### Recorded data:

********************

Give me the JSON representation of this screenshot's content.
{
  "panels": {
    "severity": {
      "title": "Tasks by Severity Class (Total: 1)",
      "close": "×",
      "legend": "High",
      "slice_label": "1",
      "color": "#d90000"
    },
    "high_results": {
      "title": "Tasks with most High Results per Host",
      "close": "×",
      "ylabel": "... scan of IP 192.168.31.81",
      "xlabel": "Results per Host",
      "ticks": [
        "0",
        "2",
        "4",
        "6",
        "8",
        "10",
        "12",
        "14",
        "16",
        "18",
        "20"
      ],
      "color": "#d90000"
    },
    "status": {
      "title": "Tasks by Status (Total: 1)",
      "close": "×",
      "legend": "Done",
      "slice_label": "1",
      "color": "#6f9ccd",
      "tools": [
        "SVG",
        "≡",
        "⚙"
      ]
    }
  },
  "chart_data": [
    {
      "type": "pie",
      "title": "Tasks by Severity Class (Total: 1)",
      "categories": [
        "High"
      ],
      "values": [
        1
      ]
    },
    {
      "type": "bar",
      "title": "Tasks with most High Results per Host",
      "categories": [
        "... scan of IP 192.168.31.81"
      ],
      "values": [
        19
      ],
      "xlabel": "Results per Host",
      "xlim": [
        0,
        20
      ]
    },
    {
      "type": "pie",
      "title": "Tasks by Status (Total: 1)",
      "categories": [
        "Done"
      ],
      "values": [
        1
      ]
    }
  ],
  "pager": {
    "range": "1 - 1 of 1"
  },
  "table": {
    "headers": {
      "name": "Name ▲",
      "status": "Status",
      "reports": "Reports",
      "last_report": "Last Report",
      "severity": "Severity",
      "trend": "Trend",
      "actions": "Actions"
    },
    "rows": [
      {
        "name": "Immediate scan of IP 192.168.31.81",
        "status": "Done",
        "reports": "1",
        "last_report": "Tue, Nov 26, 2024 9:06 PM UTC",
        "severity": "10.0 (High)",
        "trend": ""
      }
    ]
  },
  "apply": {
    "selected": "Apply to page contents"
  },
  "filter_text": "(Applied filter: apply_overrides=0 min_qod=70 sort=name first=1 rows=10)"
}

********************

### INSTRUCTIONS FOR THE TASK:
Search the entries for "rows" and copy out each line that has it.

### SOLUTION TO THE EXERCISE:
    "rows": [
  "filter_text": "(Applied filter: apply_overrides=0 min_qod=70 sort=name first=1 rows=10)"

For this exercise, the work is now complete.